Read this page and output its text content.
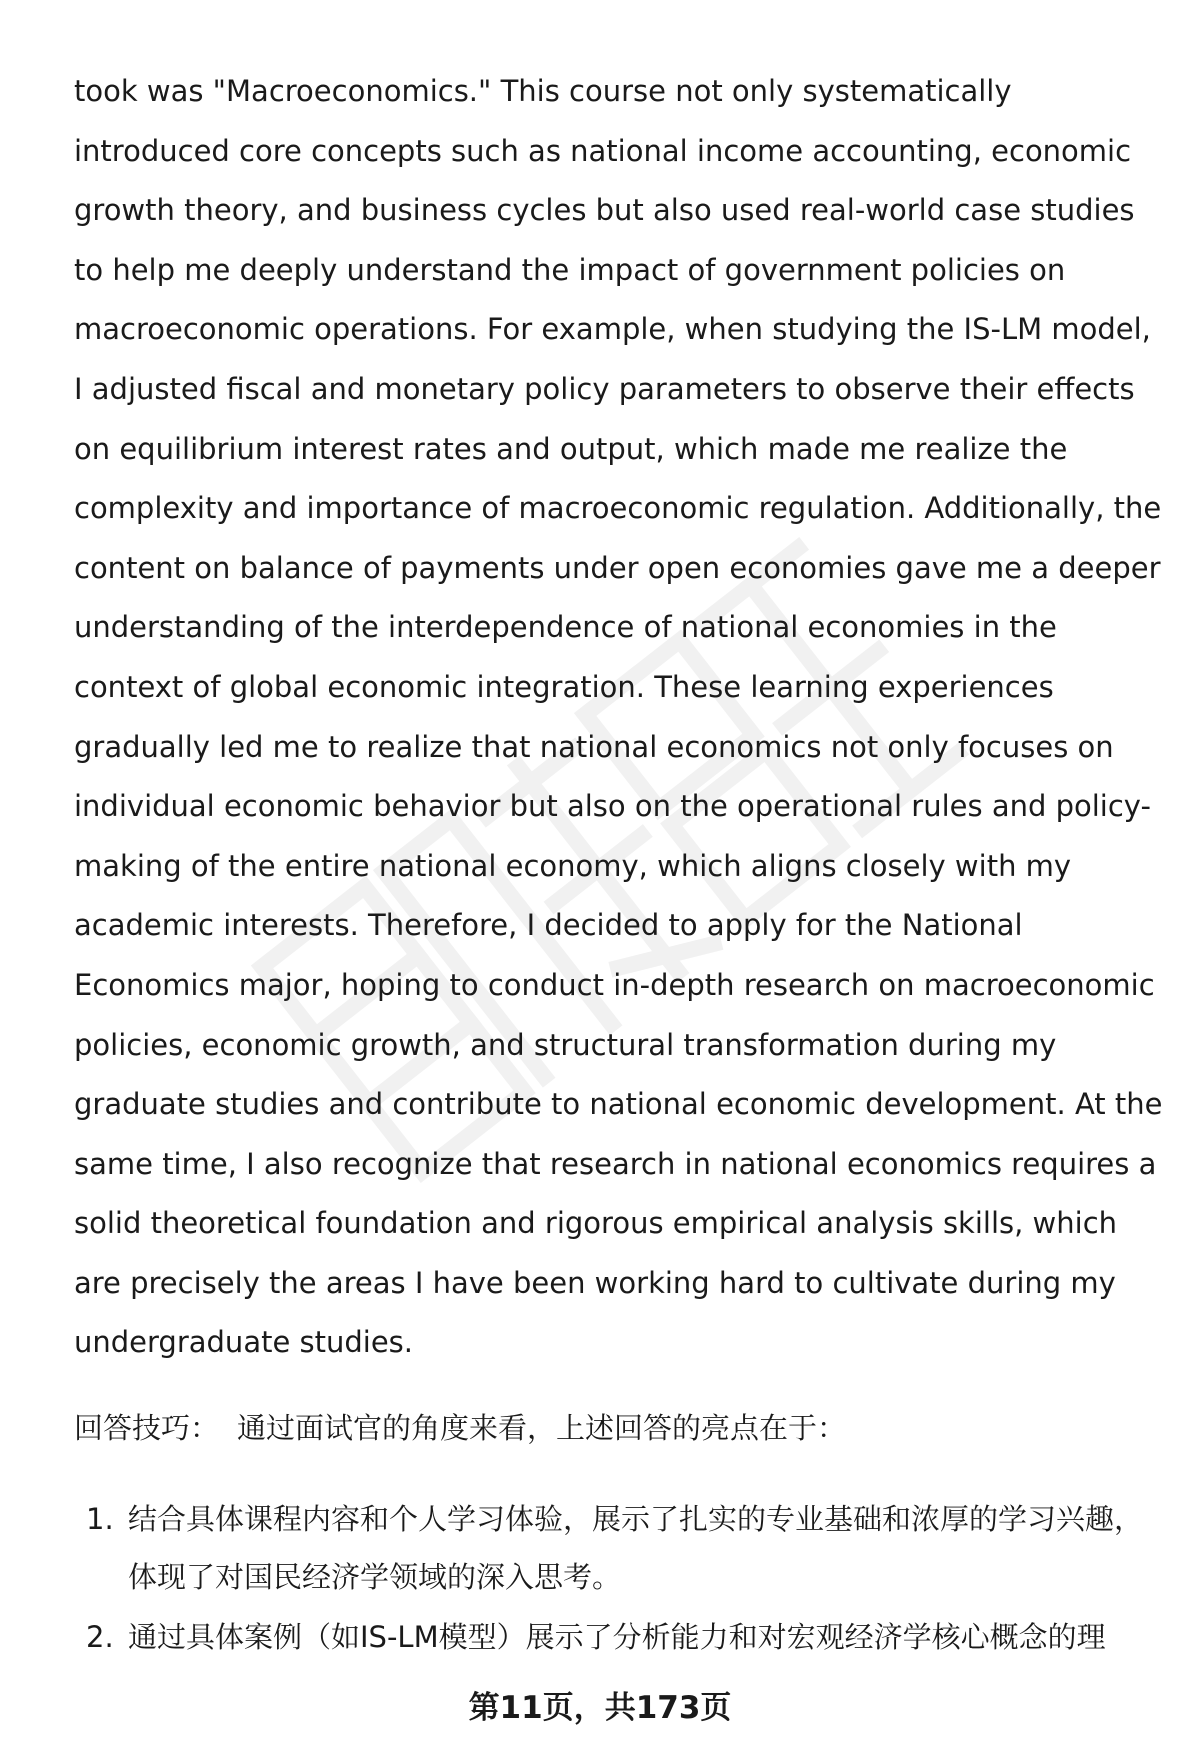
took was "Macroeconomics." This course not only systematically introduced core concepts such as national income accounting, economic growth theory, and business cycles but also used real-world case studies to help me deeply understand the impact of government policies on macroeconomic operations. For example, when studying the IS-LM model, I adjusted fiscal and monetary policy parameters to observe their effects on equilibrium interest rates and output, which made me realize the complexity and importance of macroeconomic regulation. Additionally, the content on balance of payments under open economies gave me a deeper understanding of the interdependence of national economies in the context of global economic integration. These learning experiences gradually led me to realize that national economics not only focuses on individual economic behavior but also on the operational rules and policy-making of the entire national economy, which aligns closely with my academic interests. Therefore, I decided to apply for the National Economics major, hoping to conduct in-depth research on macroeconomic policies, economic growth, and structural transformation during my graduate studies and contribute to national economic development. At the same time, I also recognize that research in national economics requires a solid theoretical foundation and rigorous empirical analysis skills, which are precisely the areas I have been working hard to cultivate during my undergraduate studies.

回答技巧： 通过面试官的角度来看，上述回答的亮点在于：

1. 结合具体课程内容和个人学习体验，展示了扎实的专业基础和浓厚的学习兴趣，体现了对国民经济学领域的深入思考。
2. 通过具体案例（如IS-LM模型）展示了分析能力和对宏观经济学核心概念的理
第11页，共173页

# # # #

Transcribe the complete set of entries verbatim. No pictures belong in the copy.

Read this page and output its text content.
took was "Macroeconomics." This course not only systematically introduced core concepts such as national income accounting, economic growth theory, and business cycles but also used real-world case studies to help me deeply understand the impact of government policies on macroeconomic operations. For example, when studying the IS-LM model, I adjusted fiscal and monetary policy parameters to observe their effects on equilibrium interest rates and output, which made me realize the complexity and importance of macroeconomic regulation. Additionally, the content on balance of payments under open economies gave me a deeper understanding of the interdependence of national economies in the context of global economic integration. These learning experiences gradually led me to realize that national economics not only focuses on individual economic behavior but also on the operational rules and policy-making of the entire national economy, which aligns closely with my academic interests. Therefore, I decided to apply for the National Economics major, hoping to conduct in-depth research on macroeconomic policies, economic growth, and structural transformation during my graduate studies and contribute to national economic development. At the same time, I also recognize that research in national economics requires a solid theoretical foundation and rigorous empirical analysis skills, which are precisely the areas I have been working hard to cultivate during my undergraduate studies.

回答技巧： 通过面试官的角度来看，上述回答的亮点在于：

1. 结合具体课程内容和个人学习体验，展示了扎实的专业基础和浓厚的学习兴趣，体现了对国民经济学领域的深入思考。
2. 通过具体案例（如IS-LM模型）展示了分析能力和对宏观经济学核心概念的理
第11页，共173页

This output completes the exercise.